**What is being asked**
The records below must be transcribed exactly. Do not include the pictures.

**Records shown**
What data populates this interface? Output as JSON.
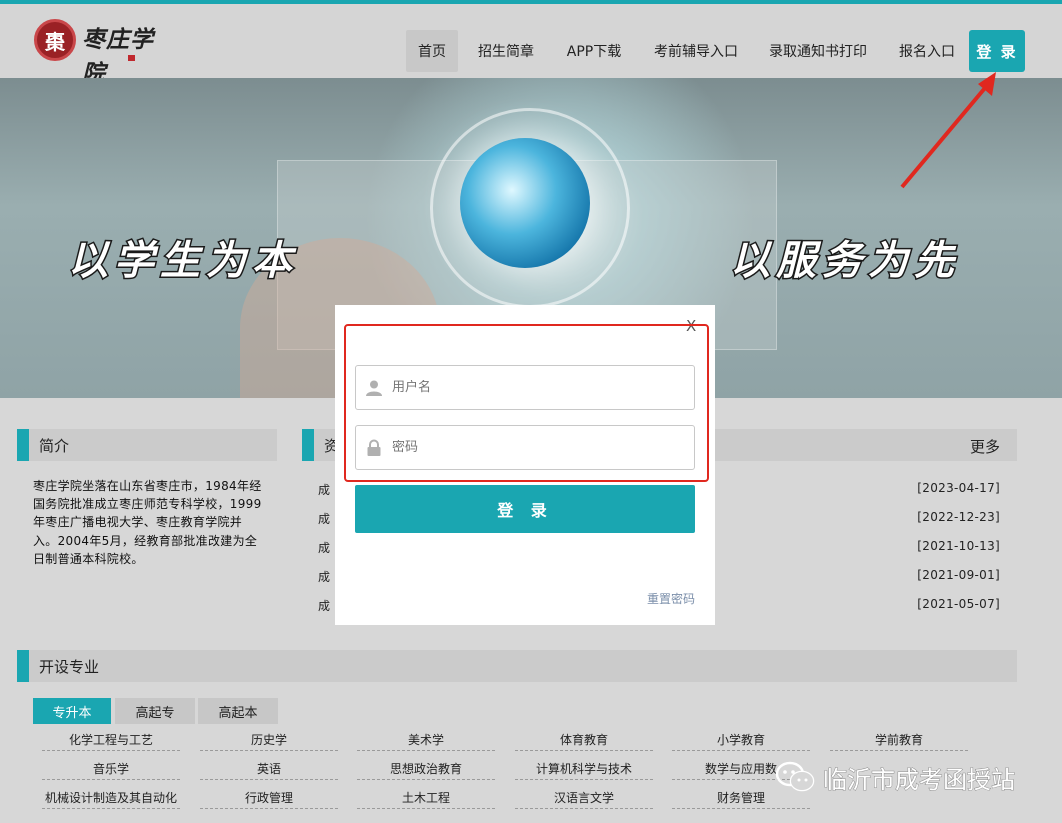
{
  "header": {
    "logo_text": "枣庄学院",
    "logo_seal": "棗",
    "nav": [
      "首页",
      "招生简章",
      "APP下载",
      "考前辅导入口",
      "录取通知书打印",
      "报名入口"
    ],
    "login_label": "登 录"
  },
  "banner": {
    "slogan_left": "以学生为本",
    "slogan_right": "以服务为先"
  },
  "intro": {
    "title": "简介",
    "text": "枣庄学院坐落在山东省枣庄市，1984年经国务院批准成立枣庄师范专科学校，1999年枣庄广播电视大学、枣庄教育学院并入。2004年5月，经教育部批准改建为全日制普通本科院校。"
  },
  "news": {
    "title": "资",
    "more_label": "更多",
    "items": [
      {
        "title": "成",
        "date": "[2023-04-17]"
      },
      {
        "title": "成",
        "date": "[2022-12-23]"
      },
      {
        "title": "成",
        "date": "[2021-10-13]"
      },
      {
        "title": "成",
        "date": "[2021-09-01]"
      },
      {
        "title": "成",
        "date": "[2021-05-07]"
      }
    ]
  },
  "majors": {
    "title": "开设专业",
    "tabs": [
      "专升本",
      "高起专",
      "高起本"
    ],
    "rows": [
      [
        "化学工程与工艺",
        "历史学",
        "美术学",
        "体育教育",
        "小学教育",
        "学前教育"
      ],
      [
        "音乐学",
        "英语",
        "思想政治教育",
        "计算机科学与技术",
        "数学与应用数",
        ""
      ],
      [
        "机械设计制造及其自动化",
        "行政管理",
        "土木工程",
        "汉语言文学",
        "财务管理",
        ""
      ]
    ]
  },
  "modal": {
    "close_label": "X",
    "username_placeholder": "用户名",
    "password_placeholder": "密码",
    "submit_label": "登 录",
    "reset_label": "重置密码"
  },
  "watermark": {
    "text": "临沂市成考函授站"
  },
  "colors": {
    "accent": "#1aa6b1",
    "highlight": "#e0281f"
  }
}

**The answer**
What data populates this interface? Output as JSON.
{
  "header": {
    "logo_text": "枣庄学院",
    "logo_seal": "棗",
    "nav": [
      "首页",
      "招生简章",
      "APP下载",
      "考前辅导入口",
      "录取通知书打印",
      "报名入口"
    ],
    "login_label": "登 录"
  },
  "banner": {
    "slogan_left": "以学生为本",
    "slogan_right": "以服务为先"
  },
  "intro": {
    "title": "简介",
    "text": "枣庄学院坐落在山东省枣庄市，1984年经国务院批准成立枣庄师范专科学校，1999年枣庄广播电视大学、枣庄教育学院并入。2004年5月，经教育部批准改建为全日制普通本科院校。"
  },
  "news": {
    "title": "资",
    "more_label": "更多",
    "items": [
      {
        "title": "成",
        "date": "[2023-04-17]"
      },
      {
        "title": "成",
        "date": "[2022-12-23]"
      },
      {
        "title": "成",
        "date": "[2021-10-13]"
      },
      {
        "title": "成",
        "date": "[2021-09-01]"
      },
      {
        "title": "成",
        "date": "[2021-05-07]"
      }
    ]
  },
  "majors": {
    "title": "开设专业",
    "tabs": [
      "专升本",
      "高起专",
      "高起本"
    ],
    "rows": [
      [
        "化学工程与工艺",
        "历史学",
        "美术学",
        "体育教育",
        "小学教育",
        "学前教育"
      ],
      [
        "音乐学",
        "英语",
        "思想政治教育",
        "计算机科学与技术",
        "数学与应用数",
        ""
      ],
      [
        "机械设计制造及其自动化",
        "行政管理",
        "土木工程",
        "汉语言文学",
        "财务管理",
        ""
      ]
    ]
  },
  "modal": {
    "close_label": "X",
    "username_placeholder": "用户名",
    "password_placeholder": "密码",
    "submit_label": "登 录",
    "reset_label": "重置密码"
  },
  "watermark": {
    "text": "临沂市成考函授站"
  },
  "colors": {
    "accent": "#1aa6b1",
    "highlight": "#e0281f"
  }
}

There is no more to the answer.